■ Exercise details: Copy out every line of the records below word for word, leaving out the pictures.

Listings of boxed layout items
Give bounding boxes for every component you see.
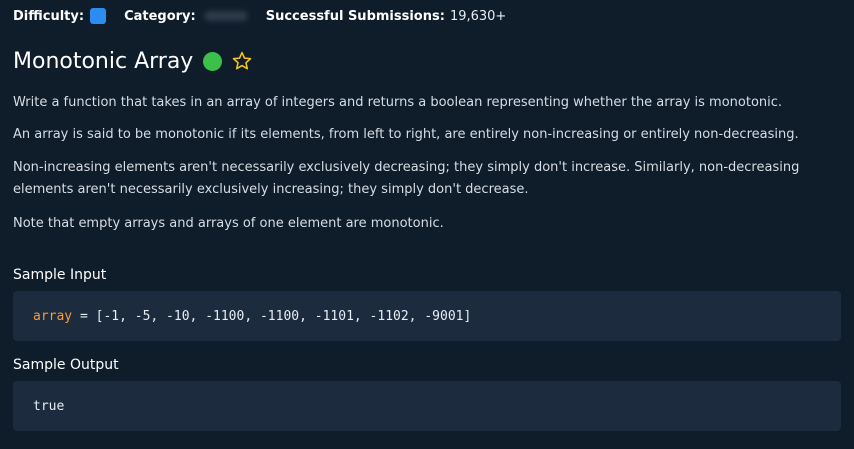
sample-output-value: true: [33, 398, 65, 414]
sample-input-heading: Sample Input: [13, 267, 107, 283]
difficulty-badge-icon: [90, 8, 107, 24]
sample-input-variable: array: [33, 308, 73, 324]
category-label: Category:: [124, 8, 196, 24]
submissions-label: Successful Submissions:: [265, 8, 445, 24]
sample-output-code-block: true: [13, 381, 841, 431]
category-value-blurred: [203, 11, 248, 21]
sample-input-code-block: array = [-1, -5, -10, -1100, -1100, -110…: [13, 291, 841, 341]
description-paragraph-4: Note that empty arrays and arrays of one…: [13, 216, 444, 231]
difficulty-label: Difficulty:: [13, 8, 85, 24]
star-outline-icon[interactable]: [231, 50, 253, 72]
problem-meta-row: Difficulty: Category: Successful Submiss…: [13, 6, 506, 26]
completed-dot-icon: [203, 51, 223, 71]
sample-input-value: = [-1, -5, -10, -1100, -1100, -1101, -11…: [72, 308, 472, 324]
description-paragraph-1: Write a function that takes in an array …: [13, 95, 783, 110]
problem-title: Monotonic Array: [13, 48, 194, 74]
description-paragraph-2: An array is said to be monotonic if its …: [13, 127, 799, 142]
sample-output-heading: Sample Output: [13, 357, 119, 373]
problem-page: Difficulty: Category: Successful Submiss…: [0, 0, 854, 449]
submissions-count: 19,630+: [449, 8, 507, 24]
description-paragraph-3: Non-increasing elements aren't necessari…: [13, 160, 800, 197]
title-row: Monotonic Array: [13, 44, 253, 78]
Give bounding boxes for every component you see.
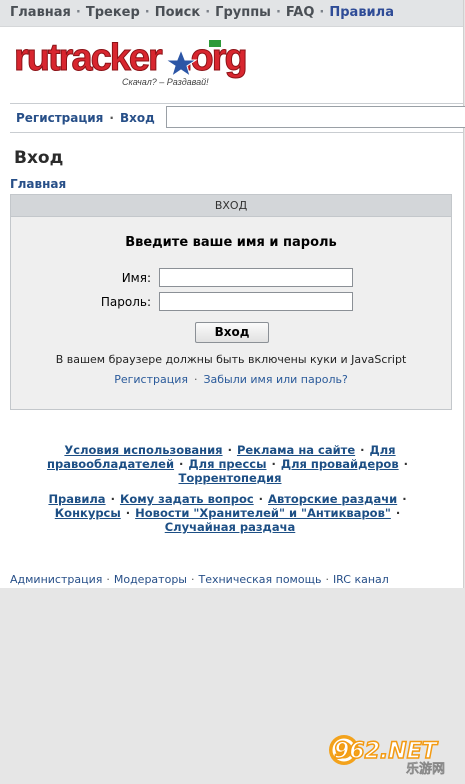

■ The solution:
Give bounding boxes for every component you see.
sample-output-value: true: [33, 398, 65, 414]
sample-input-heading: Sample Input: [13, 267, 107, 283]
difficulty-badge-icon: [90, 8, 107, 24]
sample-input-variable: array: [33, 308, 73, 324]
category-label: Category:: [124, 8, 196, 24]
submissions-label: Successful Submissions:: [265, 8, 445, 24]
sample-output-code-block: true: [13, 381, 841, 431]
category-value-blurred: [203, 11, 248, 21]
sample-input-code-block: array = [-1, -5, -10, -1100, -1100, -110…: [13, 291, 841, 341]
description-paragraph-4: Note that empty arrays and arrays of one…: [13, 216, 444, 231]
difficulty-label: Difficulty:: [13, 8, 85, 24]
star-outline-icon[interactable]: [231, 50, 253, 72]
problem-meta-row: Difficulty: Category: Successful Submiss…: [13, 6, 506, 26]
completed-dot-icon: [203, 51, 223, 71]
sample-input-value: = [-1, -5, -10, -1100, -1100, -1101, -11…: [72, 308, 472, 324]
description-paragraph-1: Write a function that takes in an array …: [13, 95, 783, 110]
problem-title: Monotonic Array: [13, 48, 194, 74]
description-paragraph-2: An array is said to be monotonic if its …: [13, 127, 799, 142]
sample-output-heading: Sample Output: [13, 357, 119, 373]
problem-page: Difficulty: Category: Successful Submiss…: [0, 0, 854, 449]
submissions-count: 19,630+: [449, 8, 507, 24]
description-paragraph-3: Non-increasing elements aren't necessari…: [13, 160, 800, 197]
title-row: Monotonic Array: [13, 44, 253, 78]
Give bounding boxes for every component you see.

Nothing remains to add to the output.